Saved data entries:
---+---
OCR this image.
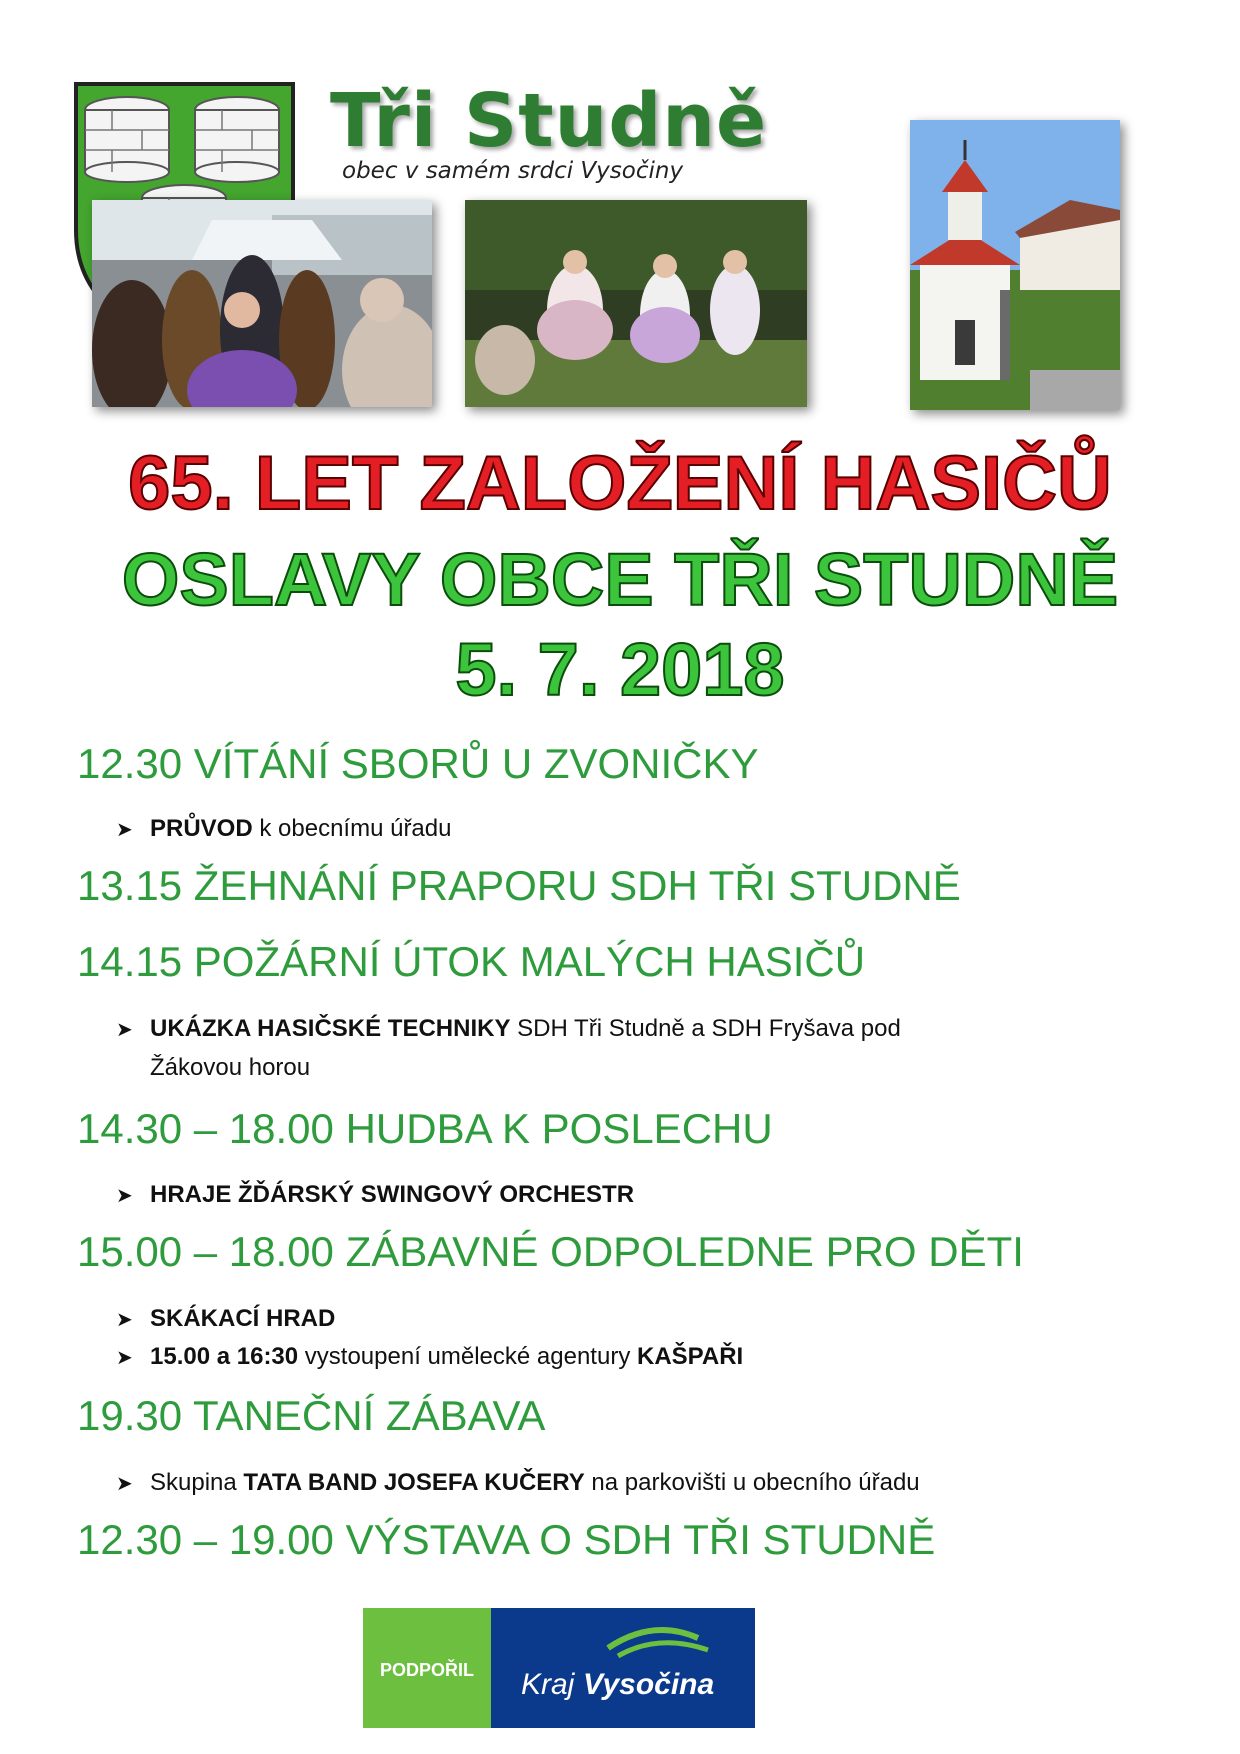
Tři Studně
obec v samém srdci Vysočiny
65. LET ZALOŽENÍ HASIČŮ
OSLAVY OBCE TŘI STUDNĚ
5. 7. 2018
12.30 VÍTÁNÍ SBORŮ U ZVONIČKY
➤ PRŮVOD k obecnímu úřadu
13.15 ŽEHNÁNÍ PRAPORU SDH TŘI STUDNĚ
14.15 POŽÁRNÍ ÚTOK MALÝCH HASIČŮ
➤ UKÁZKA HASIČSKÉ TECHNIKY SDH Tři Studně a SDH Fryšava pod
Žákovou horou
14.30 – 18.00 HUDBA K POSLECHU
➤ HRAJE ŽĎÁRSKÝ SWINGOVÝ ORCHESTR
15.00 – 18.00 ZÁBAVNÉ ODPOLEDNE PRO DĚTI
➤ SKÁKACÍ HRAD
➤ 15.00 a 16:30 vystoupení umělecké agentury KAŠPAŘI
19.30 TANEČNÍ ZÁBAVA
➤ Skupina TATA BAND JOSEFA KUČERY na parkovišti u obecního úřadu
12.30 – 19.00 VÝSTAVA O SDH TŘI STUDNĚ
PODPOŘIL Kraj Vysočina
---+---
• What is being asked
Point out every line holding the string "úřadu" and copy it.

• Output for this exercise
➤ PRŮVOD k obecnímu úřadu
➤ Skupina TATA BAND JOSEFA KUČERY na parkovišti u obecního úřadu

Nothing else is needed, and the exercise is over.